── Reading text ──

Skip to content

GoogleCloudPlatform/dataflow-vision-analytics

Repository files navigation

Vision Analytics Solution Using Dataflow & Vision AI

This repo contains a reference implementation to derive insights from image files stored in a Google Storage bucket. The goal is to provide an easy-to-use automated solution by using Dataflow and Vision API.

Image annotations produced by Vision API are stored in BigQuery tables based on annotation type and can be used as additional features to create machine learning models by using BigQuery ML or Auto ML.

Reference Architecture

ref_arch

The visual analytics solution is designed to address major pain points for customers looking to improve the quality control process, monitor workers safety, or do other kinds of advanced image analysis while reducing cost. This is a generic solution to automate the inspection process using Vision AI and Dataflow. The solution works as below:

  1. Images are uploaded in a Cloud Storage bucket from source systems.

───

→ Problems to work on
a - Please quote the vision analytics page word for word, beginning at the words "Image annotations produced" and stopping after the words "from source systems.".
b - Using the vision analytics page, explain in one to three sentences what the solution is designed to address.
c - According to the vision analytics page, where are the image annotations produced by Vision API stored?

── Records ──

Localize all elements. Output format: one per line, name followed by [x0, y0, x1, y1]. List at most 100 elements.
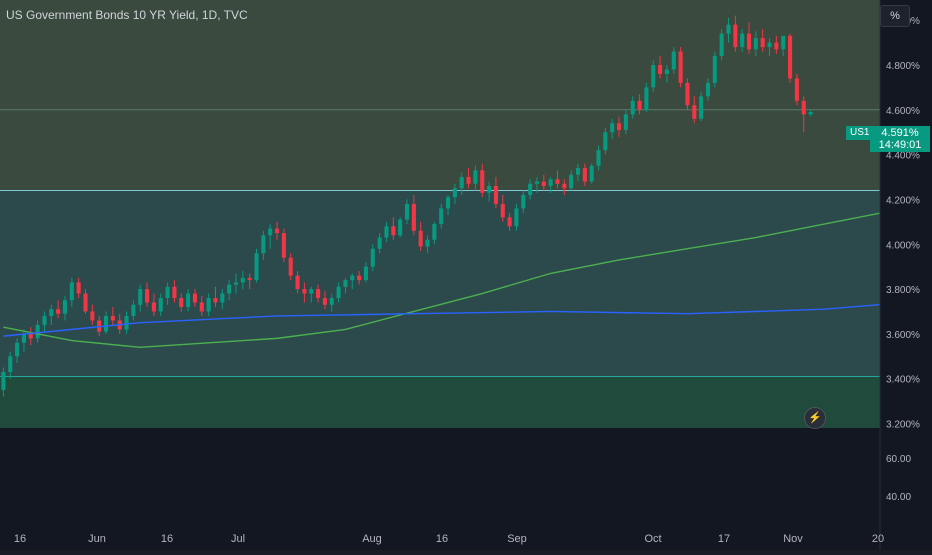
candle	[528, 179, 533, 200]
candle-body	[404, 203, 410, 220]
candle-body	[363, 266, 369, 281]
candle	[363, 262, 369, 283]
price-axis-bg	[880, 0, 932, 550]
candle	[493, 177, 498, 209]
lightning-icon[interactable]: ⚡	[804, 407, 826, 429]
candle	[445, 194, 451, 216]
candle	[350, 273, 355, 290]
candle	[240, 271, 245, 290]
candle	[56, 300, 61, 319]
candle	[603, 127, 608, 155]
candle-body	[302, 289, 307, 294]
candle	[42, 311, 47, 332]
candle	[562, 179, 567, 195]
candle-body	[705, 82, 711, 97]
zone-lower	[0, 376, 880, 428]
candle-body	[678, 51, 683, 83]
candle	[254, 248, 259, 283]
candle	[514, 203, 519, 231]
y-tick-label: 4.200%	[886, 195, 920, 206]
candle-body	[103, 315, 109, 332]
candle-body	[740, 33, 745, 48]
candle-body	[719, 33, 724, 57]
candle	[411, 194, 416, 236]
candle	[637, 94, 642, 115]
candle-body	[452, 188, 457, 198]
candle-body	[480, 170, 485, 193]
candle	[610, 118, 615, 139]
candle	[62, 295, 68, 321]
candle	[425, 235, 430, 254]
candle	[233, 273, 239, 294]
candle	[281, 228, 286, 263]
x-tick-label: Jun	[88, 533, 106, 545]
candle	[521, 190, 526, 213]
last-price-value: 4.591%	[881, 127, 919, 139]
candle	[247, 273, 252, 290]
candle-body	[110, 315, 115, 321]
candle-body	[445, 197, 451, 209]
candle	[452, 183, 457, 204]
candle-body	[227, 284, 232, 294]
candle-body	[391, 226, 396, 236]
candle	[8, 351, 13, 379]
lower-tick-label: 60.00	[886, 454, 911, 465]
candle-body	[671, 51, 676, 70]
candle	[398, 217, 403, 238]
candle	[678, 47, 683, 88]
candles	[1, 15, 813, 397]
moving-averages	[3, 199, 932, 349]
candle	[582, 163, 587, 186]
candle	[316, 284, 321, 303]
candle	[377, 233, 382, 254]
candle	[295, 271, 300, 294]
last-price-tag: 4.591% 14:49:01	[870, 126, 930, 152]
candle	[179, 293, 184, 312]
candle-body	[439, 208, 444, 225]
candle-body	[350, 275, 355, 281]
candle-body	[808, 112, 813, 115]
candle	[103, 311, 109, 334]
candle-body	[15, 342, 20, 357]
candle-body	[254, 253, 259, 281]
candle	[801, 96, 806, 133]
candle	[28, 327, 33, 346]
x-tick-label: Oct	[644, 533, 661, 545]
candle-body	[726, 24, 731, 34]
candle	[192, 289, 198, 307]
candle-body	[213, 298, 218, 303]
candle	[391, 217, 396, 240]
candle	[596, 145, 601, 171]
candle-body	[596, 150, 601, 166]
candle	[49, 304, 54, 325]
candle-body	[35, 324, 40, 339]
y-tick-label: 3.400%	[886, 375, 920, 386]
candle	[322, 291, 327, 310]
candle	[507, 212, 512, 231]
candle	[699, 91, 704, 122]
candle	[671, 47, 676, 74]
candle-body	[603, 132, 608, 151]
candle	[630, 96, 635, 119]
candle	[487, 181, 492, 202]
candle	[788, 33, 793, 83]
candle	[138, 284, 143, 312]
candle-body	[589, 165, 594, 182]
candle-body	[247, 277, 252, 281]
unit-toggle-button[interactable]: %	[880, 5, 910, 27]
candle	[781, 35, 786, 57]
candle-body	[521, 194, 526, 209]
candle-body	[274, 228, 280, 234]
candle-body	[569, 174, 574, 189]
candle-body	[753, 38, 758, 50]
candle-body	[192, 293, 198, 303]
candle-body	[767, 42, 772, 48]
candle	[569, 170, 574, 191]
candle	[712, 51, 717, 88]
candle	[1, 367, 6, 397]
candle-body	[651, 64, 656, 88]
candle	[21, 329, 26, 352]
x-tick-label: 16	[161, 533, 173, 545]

───
── Records ──

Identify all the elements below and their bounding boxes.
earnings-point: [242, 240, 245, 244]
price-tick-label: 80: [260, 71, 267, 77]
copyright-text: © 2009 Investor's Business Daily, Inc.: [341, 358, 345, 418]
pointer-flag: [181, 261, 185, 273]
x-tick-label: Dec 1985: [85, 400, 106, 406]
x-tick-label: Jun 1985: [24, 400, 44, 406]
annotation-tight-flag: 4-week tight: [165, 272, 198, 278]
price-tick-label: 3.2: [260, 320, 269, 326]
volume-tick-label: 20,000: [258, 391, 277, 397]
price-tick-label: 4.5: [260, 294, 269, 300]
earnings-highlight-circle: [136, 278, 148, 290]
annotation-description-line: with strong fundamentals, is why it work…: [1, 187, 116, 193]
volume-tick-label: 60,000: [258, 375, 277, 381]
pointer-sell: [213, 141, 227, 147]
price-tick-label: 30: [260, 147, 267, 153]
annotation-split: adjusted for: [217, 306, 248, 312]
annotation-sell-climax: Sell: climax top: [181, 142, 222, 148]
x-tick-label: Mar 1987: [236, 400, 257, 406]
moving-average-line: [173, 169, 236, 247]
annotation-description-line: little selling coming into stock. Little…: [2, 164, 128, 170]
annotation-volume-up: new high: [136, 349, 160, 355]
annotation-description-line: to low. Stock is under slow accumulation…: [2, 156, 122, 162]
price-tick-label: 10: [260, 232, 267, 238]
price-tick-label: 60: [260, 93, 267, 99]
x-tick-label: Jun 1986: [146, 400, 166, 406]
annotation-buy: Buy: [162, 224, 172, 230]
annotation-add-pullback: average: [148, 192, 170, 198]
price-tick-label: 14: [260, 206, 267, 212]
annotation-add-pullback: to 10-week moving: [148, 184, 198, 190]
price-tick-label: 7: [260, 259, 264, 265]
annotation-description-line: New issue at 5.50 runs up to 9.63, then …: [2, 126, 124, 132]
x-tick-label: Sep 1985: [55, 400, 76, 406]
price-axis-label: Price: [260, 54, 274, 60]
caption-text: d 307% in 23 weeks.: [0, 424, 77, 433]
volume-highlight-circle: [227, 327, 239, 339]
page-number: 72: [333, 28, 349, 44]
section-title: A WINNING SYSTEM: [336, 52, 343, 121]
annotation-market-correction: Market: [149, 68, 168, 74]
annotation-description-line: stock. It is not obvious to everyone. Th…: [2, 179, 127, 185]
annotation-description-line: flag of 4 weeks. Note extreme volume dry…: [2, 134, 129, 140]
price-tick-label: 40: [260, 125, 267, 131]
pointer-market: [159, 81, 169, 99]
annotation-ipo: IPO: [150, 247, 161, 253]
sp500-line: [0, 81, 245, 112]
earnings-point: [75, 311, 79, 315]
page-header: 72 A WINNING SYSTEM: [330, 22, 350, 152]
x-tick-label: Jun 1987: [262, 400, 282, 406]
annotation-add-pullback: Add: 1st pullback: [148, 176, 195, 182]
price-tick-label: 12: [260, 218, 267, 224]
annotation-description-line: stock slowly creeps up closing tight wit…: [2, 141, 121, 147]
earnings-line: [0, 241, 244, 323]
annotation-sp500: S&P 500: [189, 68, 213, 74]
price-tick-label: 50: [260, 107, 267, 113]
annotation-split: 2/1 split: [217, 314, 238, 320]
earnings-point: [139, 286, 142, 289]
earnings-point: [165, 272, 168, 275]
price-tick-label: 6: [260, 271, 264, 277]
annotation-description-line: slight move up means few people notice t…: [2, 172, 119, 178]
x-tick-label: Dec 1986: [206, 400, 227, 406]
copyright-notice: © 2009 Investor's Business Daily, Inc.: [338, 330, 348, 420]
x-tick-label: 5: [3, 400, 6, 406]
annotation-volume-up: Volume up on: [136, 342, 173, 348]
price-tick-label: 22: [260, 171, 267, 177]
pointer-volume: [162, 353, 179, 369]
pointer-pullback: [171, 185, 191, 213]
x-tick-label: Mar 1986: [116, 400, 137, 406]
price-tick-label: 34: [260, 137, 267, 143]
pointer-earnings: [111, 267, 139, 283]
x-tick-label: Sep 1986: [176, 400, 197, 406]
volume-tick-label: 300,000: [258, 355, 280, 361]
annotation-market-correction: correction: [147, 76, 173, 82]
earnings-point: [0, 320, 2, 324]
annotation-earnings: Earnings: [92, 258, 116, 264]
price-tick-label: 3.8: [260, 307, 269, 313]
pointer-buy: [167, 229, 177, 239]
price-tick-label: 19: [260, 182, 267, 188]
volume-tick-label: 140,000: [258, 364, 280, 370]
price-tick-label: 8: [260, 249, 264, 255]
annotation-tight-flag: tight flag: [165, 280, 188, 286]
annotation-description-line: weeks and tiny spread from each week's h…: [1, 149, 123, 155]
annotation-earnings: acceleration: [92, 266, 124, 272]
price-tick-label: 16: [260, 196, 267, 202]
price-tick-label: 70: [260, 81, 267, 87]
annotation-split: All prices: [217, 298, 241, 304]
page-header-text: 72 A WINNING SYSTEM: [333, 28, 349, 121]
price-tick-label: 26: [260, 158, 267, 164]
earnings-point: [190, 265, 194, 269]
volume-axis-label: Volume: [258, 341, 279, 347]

───

→ The solutions
a -
Image annotations produced by Vision API are stored in BigQuery tables based on annotation type and can be used as additional features to create machine learning models by using BigQuery ML or Auto ML.

Reference Architecture

ref_arch

The visual analytics solution is designed to address major pain points for customers looking to improve the quality control process, monitor workers safety, or do other kinds of advanced image analysis while reducing cost. This is a generic solution to automate the inspection process using Vision AI and Dataflow. The solution works as below:

  1. Images are uploaded in a Cloud Storage bucket from source systems.

b - The solution is designed to address major pain points for customers who want to improve the quality control process, monitor worker safety, or do other kinds of advanced image analysis while reducing cost.

c - In BigQuery tables, based on annotation type.